▶ Aim of the task
Using the data below, copy each line that includes the word "this".

Data entries:
::::::::
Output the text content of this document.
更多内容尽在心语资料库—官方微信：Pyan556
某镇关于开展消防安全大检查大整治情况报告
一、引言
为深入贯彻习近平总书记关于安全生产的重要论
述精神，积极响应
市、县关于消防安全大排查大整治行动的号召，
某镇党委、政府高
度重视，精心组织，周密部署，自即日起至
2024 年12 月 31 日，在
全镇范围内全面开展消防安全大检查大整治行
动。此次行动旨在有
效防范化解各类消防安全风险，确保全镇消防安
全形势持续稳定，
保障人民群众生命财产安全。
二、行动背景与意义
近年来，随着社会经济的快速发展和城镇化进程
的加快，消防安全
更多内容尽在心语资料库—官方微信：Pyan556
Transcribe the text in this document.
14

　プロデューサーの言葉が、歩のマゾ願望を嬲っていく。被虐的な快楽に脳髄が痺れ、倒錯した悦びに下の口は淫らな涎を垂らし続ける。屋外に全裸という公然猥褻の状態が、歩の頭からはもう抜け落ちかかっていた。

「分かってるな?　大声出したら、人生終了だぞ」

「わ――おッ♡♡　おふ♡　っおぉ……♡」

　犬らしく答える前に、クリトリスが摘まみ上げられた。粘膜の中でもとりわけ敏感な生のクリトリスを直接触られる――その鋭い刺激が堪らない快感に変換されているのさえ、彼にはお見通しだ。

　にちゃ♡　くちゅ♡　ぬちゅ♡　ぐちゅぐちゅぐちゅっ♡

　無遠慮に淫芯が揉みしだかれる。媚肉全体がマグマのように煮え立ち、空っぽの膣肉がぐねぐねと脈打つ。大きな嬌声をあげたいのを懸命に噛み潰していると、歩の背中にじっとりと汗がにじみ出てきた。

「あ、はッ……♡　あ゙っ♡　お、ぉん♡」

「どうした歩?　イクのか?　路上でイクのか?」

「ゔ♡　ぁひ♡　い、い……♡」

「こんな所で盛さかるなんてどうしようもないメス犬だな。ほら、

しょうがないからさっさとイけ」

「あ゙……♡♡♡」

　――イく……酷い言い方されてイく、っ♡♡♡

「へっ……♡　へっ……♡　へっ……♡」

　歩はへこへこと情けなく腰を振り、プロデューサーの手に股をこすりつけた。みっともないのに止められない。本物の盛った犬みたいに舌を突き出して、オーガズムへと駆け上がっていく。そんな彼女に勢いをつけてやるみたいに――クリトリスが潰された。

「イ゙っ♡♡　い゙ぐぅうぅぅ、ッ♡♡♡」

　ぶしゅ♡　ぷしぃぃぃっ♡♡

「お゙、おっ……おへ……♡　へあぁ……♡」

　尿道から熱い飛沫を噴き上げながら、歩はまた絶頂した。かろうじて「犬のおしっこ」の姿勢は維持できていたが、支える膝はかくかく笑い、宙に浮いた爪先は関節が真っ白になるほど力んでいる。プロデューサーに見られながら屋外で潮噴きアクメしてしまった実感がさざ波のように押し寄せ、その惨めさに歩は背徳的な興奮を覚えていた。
::::::::
▶ Task output
Output the text content of this document.
Transcribe the text in this document.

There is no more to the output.